Directive
Output all lines exactly.

----- Material for this exercise

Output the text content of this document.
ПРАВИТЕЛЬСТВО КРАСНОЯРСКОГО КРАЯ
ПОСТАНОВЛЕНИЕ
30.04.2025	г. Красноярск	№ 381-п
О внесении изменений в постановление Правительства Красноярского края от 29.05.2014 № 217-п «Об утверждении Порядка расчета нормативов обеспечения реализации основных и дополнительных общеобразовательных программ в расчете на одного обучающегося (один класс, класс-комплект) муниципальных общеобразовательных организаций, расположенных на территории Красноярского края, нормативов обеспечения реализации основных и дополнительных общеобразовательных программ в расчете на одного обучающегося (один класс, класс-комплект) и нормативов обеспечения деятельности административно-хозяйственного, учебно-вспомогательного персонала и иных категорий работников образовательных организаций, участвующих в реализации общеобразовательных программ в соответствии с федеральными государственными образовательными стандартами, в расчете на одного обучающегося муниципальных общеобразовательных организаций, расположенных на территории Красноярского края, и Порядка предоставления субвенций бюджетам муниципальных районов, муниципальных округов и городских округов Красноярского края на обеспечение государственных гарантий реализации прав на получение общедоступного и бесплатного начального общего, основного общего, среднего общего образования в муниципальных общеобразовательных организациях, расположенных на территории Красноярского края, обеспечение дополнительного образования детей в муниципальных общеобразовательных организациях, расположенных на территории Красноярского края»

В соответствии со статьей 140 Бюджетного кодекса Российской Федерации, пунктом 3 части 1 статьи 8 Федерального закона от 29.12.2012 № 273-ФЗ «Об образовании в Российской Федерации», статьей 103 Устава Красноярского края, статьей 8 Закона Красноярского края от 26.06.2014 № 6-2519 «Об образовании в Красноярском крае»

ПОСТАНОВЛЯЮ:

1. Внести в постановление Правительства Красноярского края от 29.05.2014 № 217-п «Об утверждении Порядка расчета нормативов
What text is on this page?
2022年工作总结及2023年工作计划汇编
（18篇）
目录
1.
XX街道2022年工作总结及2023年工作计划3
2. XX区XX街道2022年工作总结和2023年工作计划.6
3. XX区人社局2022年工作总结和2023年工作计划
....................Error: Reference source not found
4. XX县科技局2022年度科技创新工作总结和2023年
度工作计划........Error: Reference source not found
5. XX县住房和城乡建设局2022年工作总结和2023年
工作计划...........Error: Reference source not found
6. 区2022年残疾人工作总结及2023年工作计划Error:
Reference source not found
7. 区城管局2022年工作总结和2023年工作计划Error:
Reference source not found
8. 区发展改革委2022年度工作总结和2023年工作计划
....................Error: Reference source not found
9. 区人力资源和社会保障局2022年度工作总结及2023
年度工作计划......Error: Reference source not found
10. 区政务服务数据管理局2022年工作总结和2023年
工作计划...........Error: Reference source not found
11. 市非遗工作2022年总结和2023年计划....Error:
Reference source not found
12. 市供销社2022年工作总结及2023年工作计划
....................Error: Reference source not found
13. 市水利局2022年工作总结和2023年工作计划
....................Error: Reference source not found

----------

Reply to the task
Output the text content of this document.
ПРАВИТЕЛЬСТВО КРАСНОЯРСКОГО КРАЯ
ПОСТАНОВЛЕНИЕ
30.04.2025	г. Красноярск	№ 381-п
О внесении изменений в постановление Правительства Красноярского края от 29.05.2014 № 217-п «Об утверждении Порядка расчета нормативов обеспечения реализации основных и дополнительных общеобразовательных программ в расчете на одного обучающегося (один класс, класс-комплект) муниципальных общеобразовательных организаций, расположенных на территории Красноярского края, нормативов обеспечения реализации основных и дополнительных общеобразовательных программ в расчете на одного обучающегося (один класс, класс-комплект) и нормативов обеспечения деятельности административно-хозяйственного, учебно-вспомогательного персонала и иных категорий работников образовательных организаций, участвующих в реализации общеобразовательных программ в соответствии с федеральными государственными образовательными стандартами, в расчете на одного обучающегося муниципальных общеобразовательных организаций, расположенных на территории Красноярского края, и Порядка предоставления субвенций бюджетам муниципальных районов, муниципальных округов и городских округов Красноярского края на обеспечение государственных гарантий реализации прав на получение общедоступного и бесплатного начального общего, основного общего, среднего общего образования в муниципальных общеобразовательных организациях, расположенных на территории Красноярского края, обеспечение дополнительного образования детей в муниципальных общеобразовательных организациях, расположенных на территории Красноярского края»

В соответствии со статьей 140 Бюджетного кодекса Российской Федерации, пунктом 3 части 1 статьи 8 Федерального закона от 29.12.2012 № 273-ФЗ «Об образовании в Российской Федерации», статьей 103 Устава Красноярского края, статьей 8 Закона Красноярского края от 26.06.2014 № 6-2519 «Об образовании в Красноярском крае»

ПОСТАНОВЛЯЮ:

1. Внести в постановление Правительства Красноярского края от 29.05.2014 № 217-п «Об утверждении Порядка расчета нормативов
What text is on this page?
2022年工作总结及2023年工作计划汇编
（18篇）
目录
1.
XX街道2022年工作总结及2023年工作计划3
2. XX区XX街道2022年工作总结和2023年工作计划.6
3. XX区人社局2022年工作总结和2023年工作计划
....................Error: Reference source not found
4. XX县科技局2022年度科技创新工作总结和2023年
度工作计划........Error: Reference source not found
5. XX县住房和城乡建设局2022年工作总结和2023年
工作计划...........Error: Reference source not found
6. 区2022年残疾人工作总结及2023年工作计划Error:
Reference source not found
7. 区城管局2022年工作总结和2023年工作计划Error:
Reference source not found
8. 区发展改革委2022年度工作总结和2023年工作计划
....................Error: Reference source not found
9. 区人力资源和社会保障局2022年度工作总结及2023
年度工作计划......Error: Reference source not found
10. 区政务服务数据管理局2022年工作总结和2023年
工作计划...........Error: Reference source not found
11. 市非遗工作2022年总结和2023年计划....Error:
Reference source not found
12. 市供销社2022年工作总结及2023年工作计划
....................Error: Reference source not found
13. 市水利局2022年工作总结和2023年工作计划
....................Error: Reference source not found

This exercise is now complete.